### [Set problem]
Go through each line of the records below and count those with the word "from". Give only the count.

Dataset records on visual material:
────────────────────
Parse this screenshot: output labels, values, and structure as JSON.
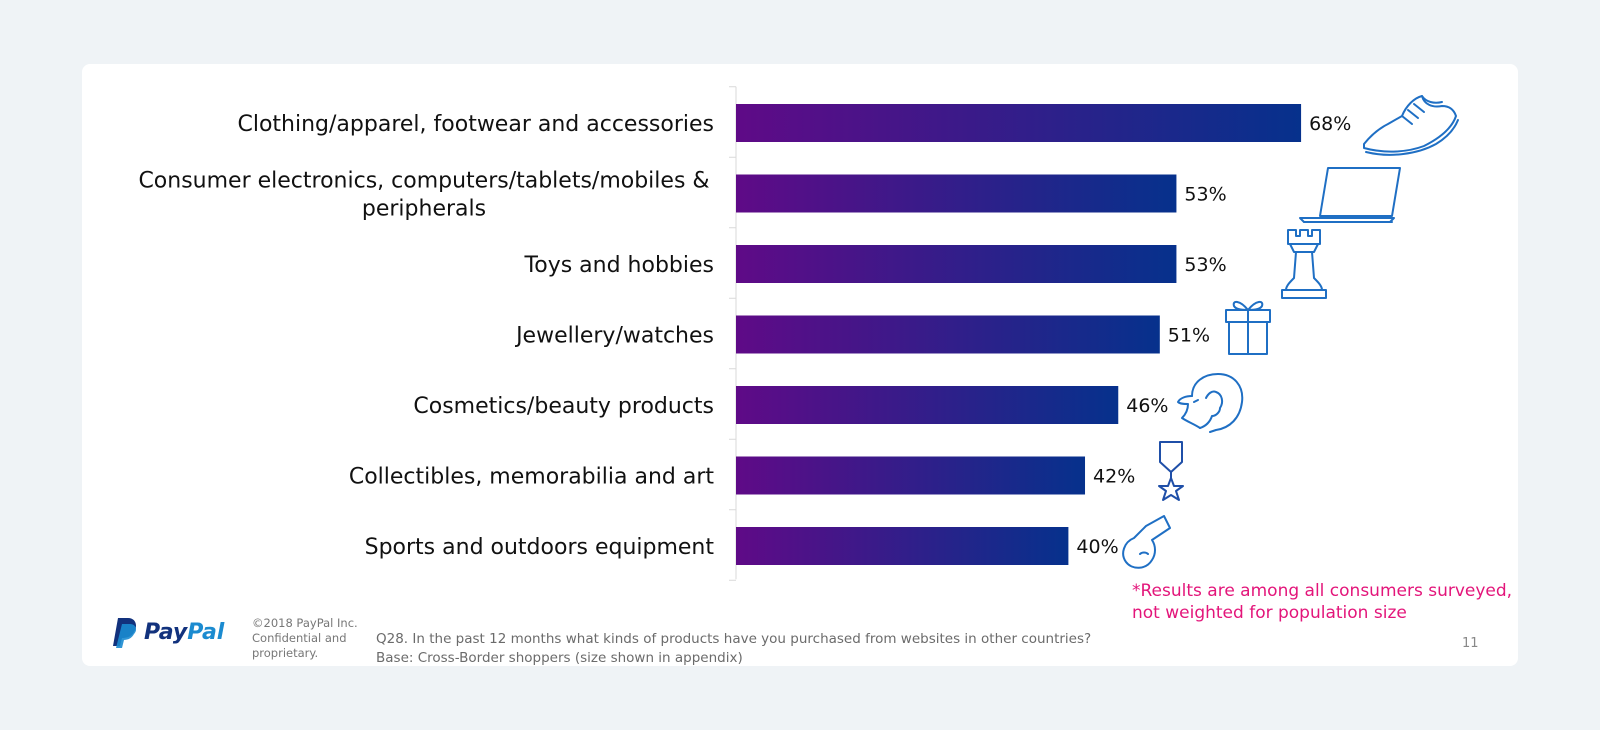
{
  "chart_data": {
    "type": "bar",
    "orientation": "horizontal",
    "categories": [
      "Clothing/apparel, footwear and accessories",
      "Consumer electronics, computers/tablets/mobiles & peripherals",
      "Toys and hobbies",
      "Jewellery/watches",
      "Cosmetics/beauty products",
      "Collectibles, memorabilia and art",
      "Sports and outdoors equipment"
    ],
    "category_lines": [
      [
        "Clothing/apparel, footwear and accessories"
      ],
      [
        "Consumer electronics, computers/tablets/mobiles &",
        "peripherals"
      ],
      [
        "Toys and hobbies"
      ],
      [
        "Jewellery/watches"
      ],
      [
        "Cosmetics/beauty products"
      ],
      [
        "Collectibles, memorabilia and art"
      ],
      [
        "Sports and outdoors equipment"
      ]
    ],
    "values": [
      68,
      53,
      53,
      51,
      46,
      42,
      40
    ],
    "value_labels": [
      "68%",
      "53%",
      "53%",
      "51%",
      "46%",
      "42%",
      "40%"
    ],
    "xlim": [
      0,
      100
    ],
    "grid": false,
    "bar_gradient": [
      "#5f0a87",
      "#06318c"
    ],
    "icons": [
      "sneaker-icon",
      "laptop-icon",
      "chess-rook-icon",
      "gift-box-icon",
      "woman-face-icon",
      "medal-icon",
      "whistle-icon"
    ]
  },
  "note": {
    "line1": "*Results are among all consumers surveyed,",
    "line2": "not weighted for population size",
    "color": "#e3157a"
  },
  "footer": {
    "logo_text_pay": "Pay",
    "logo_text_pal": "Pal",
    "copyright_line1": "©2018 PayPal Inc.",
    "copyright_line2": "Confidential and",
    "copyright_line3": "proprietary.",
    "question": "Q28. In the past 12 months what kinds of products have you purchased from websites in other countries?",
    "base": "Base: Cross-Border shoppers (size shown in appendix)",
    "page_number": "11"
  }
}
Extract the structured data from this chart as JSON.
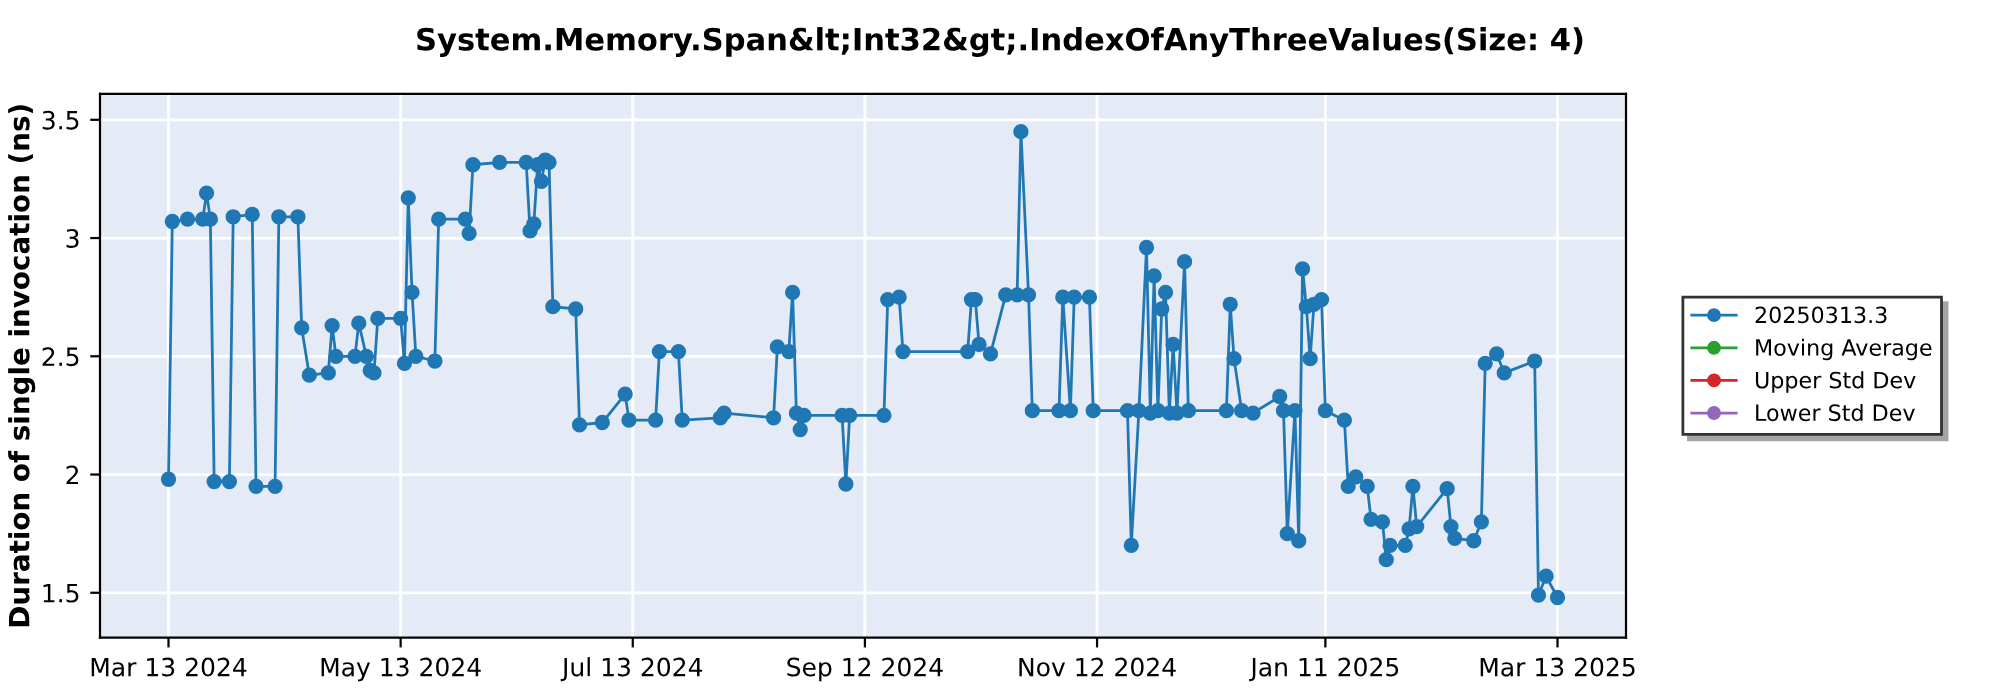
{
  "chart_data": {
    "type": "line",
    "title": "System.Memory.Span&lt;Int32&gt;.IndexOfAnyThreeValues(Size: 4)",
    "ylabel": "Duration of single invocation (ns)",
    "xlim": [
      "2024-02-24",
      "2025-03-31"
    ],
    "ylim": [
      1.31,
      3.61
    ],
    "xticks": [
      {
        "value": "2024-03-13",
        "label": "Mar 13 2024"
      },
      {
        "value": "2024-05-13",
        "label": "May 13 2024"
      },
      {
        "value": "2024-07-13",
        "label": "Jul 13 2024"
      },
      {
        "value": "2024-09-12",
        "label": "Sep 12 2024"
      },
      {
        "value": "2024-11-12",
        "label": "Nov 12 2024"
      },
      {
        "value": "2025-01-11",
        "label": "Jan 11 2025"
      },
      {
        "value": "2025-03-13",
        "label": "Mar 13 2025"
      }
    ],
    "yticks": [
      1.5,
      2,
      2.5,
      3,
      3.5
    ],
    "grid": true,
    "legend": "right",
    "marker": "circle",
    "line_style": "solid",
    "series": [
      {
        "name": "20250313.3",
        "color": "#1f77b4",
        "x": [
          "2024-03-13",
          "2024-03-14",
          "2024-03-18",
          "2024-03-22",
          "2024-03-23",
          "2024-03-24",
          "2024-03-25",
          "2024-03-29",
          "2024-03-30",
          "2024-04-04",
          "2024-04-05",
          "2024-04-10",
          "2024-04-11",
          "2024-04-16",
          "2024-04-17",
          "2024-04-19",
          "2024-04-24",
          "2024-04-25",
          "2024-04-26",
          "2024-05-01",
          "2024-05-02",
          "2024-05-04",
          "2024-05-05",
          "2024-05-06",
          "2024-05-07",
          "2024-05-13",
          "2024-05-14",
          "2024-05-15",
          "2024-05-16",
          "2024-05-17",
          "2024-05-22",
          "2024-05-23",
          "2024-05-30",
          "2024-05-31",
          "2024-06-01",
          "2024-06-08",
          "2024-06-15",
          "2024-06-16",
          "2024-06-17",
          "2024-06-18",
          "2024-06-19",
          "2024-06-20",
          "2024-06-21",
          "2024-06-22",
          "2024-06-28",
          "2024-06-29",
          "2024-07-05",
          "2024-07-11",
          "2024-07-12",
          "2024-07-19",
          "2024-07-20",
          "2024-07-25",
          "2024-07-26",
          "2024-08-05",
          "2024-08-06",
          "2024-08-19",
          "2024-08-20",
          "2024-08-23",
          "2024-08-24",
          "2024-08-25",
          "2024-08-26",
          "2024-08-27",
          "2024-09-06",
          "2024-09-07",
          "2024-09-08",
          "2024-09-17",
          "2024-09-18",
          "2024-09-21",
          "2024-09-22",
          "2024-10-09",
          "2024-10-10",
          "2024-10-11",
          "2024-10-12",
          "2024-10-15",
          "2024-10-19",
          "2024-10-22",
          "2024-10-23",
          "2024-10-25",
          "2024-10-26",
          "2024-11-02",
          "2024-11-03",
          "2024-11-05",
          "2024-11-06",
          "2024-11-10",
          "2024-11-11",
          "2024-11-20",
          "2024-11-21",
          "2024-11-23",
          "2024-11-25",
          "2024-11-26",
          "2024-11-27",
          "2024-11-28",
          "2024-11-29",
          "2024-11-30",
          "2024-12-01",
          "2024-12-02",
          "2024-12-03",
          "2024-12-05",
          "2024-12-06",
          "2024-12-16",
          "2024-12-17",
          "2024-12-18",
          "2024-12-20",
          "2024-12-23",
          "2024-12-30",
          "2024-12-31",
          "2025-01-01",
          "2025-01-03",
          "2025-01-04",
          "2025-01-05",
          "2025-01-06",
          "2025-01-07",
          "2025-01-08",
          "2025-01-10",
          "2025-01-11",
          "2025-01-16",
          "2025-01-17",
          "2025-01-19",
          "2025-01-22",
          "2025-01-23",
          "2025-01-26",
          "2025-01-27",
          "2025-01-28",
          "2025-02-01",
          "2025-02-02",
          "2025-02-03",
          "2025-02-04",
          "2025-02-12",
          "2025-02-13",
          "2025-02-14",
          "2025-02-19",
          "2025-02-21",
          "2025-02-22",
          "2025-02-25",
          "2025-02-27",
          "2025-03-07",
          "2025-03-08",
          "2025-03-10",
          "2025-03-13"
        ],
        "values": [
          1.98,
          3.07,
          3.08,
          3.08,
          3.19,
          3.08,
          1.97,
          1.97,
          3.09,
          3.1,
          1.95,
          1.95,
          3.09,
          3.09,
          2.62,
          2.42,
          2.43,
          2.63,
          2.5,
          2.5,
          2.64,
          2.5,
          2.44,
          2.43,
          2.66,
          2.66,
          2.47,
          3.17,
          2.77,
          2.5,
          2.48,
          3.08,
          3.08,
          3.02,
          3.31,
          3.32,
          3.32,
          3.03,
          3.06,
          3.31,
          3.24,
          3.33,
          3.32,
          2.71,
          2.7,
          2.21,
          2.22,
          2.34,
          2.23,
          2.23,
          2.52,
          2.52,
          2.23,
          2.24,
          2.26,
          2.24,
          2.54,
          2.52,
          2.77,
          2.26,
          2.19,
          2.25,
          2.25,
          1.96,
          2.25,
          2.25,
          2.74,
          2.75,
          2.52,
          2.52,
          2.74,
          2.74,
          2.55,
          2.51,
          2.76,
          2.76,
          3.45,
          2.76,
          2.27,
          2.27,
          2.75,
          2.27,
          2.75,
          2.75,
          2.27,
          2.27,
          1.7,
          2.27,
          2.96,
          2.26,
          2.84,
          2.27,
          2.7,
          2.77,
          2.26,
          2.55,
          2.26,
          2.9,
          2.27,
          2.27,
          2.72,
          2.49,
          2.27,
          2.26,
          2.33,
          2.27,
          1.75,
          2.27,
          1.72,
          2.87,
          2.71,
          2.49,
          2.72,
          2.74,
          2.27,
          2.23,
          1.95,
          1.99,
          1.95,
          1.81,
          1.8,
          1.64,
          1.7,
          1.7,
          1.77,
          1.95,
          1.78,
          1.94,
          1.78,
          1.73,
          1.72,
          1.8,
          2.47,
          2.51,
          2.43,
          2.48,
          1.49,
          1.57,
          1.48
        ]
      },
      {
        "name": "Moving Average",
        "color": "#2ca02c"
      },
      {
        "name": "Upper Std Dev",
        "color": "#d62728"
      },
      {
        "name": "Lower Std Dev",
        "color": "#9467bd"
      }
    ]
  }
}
────────────────────
### [Result of this task]
2